- _What you will do_:
Copy every line that holds "this".

— Start of Input data —

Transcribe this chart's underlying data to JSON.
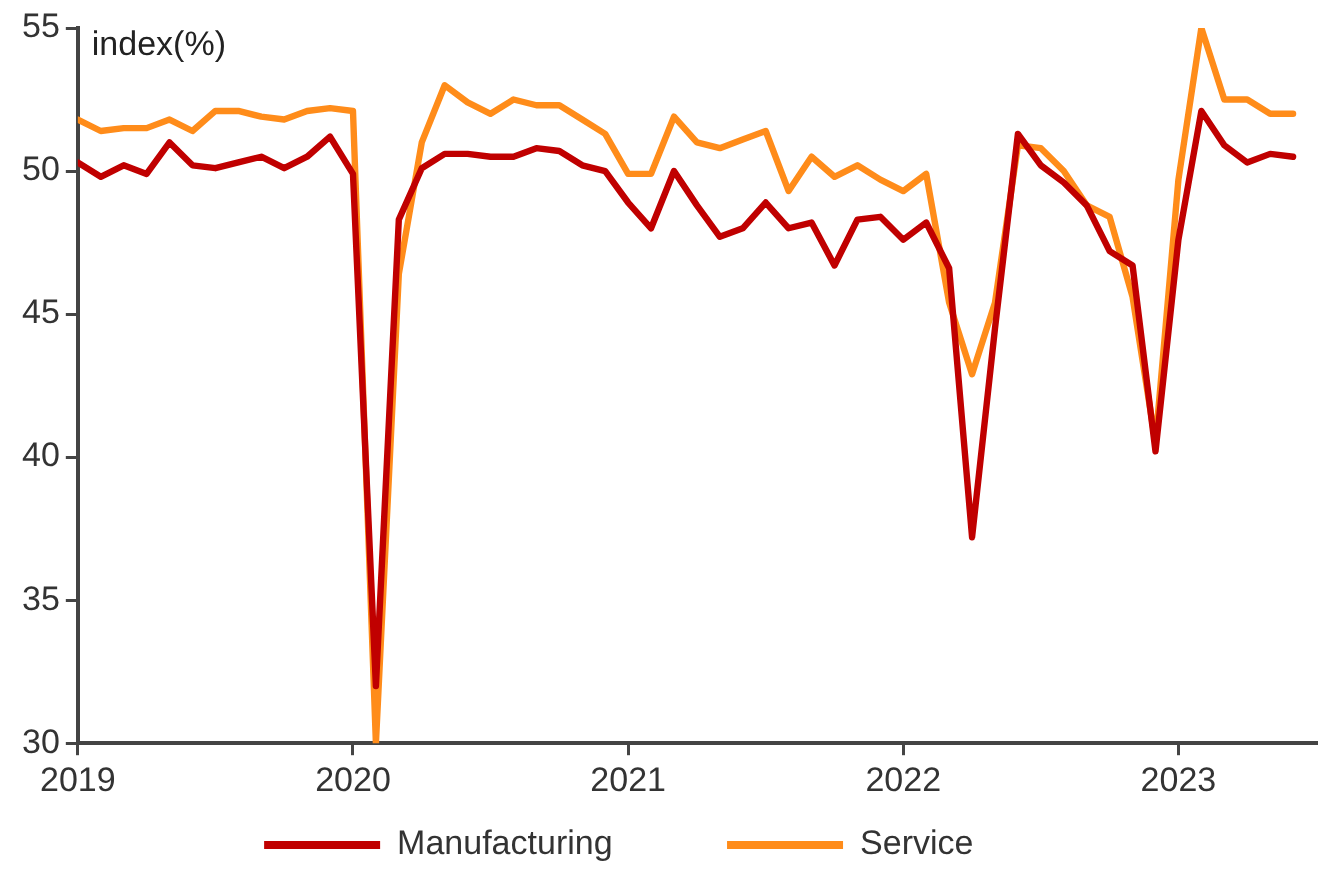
{
  "chart_data": {
    "type": "line",
    "ylabel": "index(%)",
    "x": [
      "2019-01",
      "2019-02",
      "2019-03",
      "2019-04",
      "2019-05",
      "2019-06",
      "2019-07",
      "2019-08",
      "2019-09",
      "2019-10",
      "2019-11",
      "2019-12",
      "2020-01",
      "2020-02",
      "2020-03",
      "2020-04",
      "2020-05",
      "2020-06",
      "2020-07",
      "2020-08",
      "2020-09",
      "2020-10",
      "2020-11",
      "2020-12",
      "2021-01",
      "2021-02",
      "2021-03",
      "2021-04",
      "2021-05",
      "2021-06",
      "2021-07",
      "2021-08",
      "2021-09",
      "2021-10",
      "2021-11",
      "2021-12",
      "2022-01",
      "2022-02",
      "2022-03",
      "2022-04",
      "2022-05",
      "2022-06",
      "2022-07",
      "2022-08",
      "2022-09",
      "2022-10",
      "2022-11",
      "2022-12",
      "2023-01",
      "2023-02",
      "2023-03",
      "2023-04",
      "2023-05",
      "2023-06"
    ],
    "series": [
      {
        "name": "Manufacturing",
        "color": "#c00000",
        "values": [
          50.3,
          49.8,
          50.2,
          49.9,
          51.0,
          50.2,
          50.1,
          50.3,
          50.5,
          50.1,
          50.5,
          51.2,
          49.9,
          32,
          48.3,
          50.1,
          50.6,
          50.6,
          50.5,
          50.5,
          50.8,
          50.7,
          50.2,
          50.0,
          48.9,
          48.0,
          50.0,
          48.8,
          47.7,
          48.0,
          48.9,
          48.0,
          48.2,
          46.7,
          48.3,
          48.4,
          47.6,
          48.2,
          46.6,
          37.2,
          44.5,
          51.3,
          50.2,
          49.6,
          48.8,
          47.2,
          46.7,
          40.2,
          47.6,
          52.1,
          50.9,
          50.3,
          50.6,
          50.5
        ]
      },
      {
        "name": "Service",
        "color": "#ff8c1a",
        "values": [
          51.8,
          51.4,
          51.5,
          51.5,
          51.8,
          51.4,
          52.1,
          52.1,
          51.9,
          51.8,
          52.1,
          52.2,
          52.1,
          30,
          46.4,
          51.0,
          53.0,
          52.4,
          52.0,
          52.5,
          52.3,
          52.3,
          51.8,
          51.3,
          49.9,
          49.9,
          51.9,
          51.0,
          50.8,
          51.1,
          51.4,
          49.3,
          50.5,
          49.8,
          50.2,
          49.7,
          49.3,
          49.9,
          45.4,
          42.9,
          45.4,
          50.9,
          50.8,
          50.0,
          48.8,
          48.4,
          45.6,
          40.5,
          49.7,
          55.0,
          52.5,
          52.5,
          52.0,
          52.0
        ]
      }
    ],
    "xlim": [
      "2019-01",
      "2023-07"
    ],
    "xticks": [
      "2019",
      "2020",
      "2021",
      "2022",
      "2023"
    ],
    "ylim": [
      30,
      55
    ],
    "yticks": [
      30,
      35,
      40,
      45,
      50,
      55
    ],
    "grid": false,
    "legend": "bottom",
    "marker": "none",
    "line_style": "solid"
  }
}
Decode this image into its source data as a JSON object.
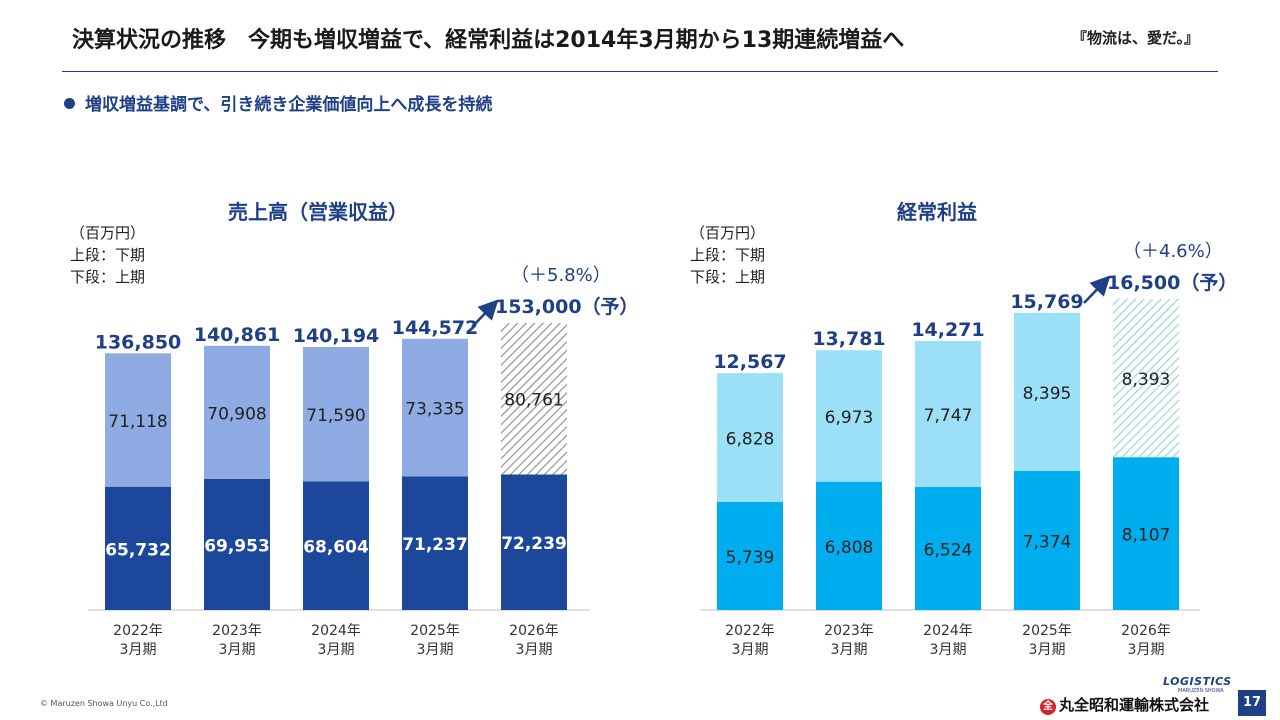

— End of Input data —

- _Right answer_:
Transcribe this chart's underlying data to JSON.
Decode this image into its source data as a JSON object.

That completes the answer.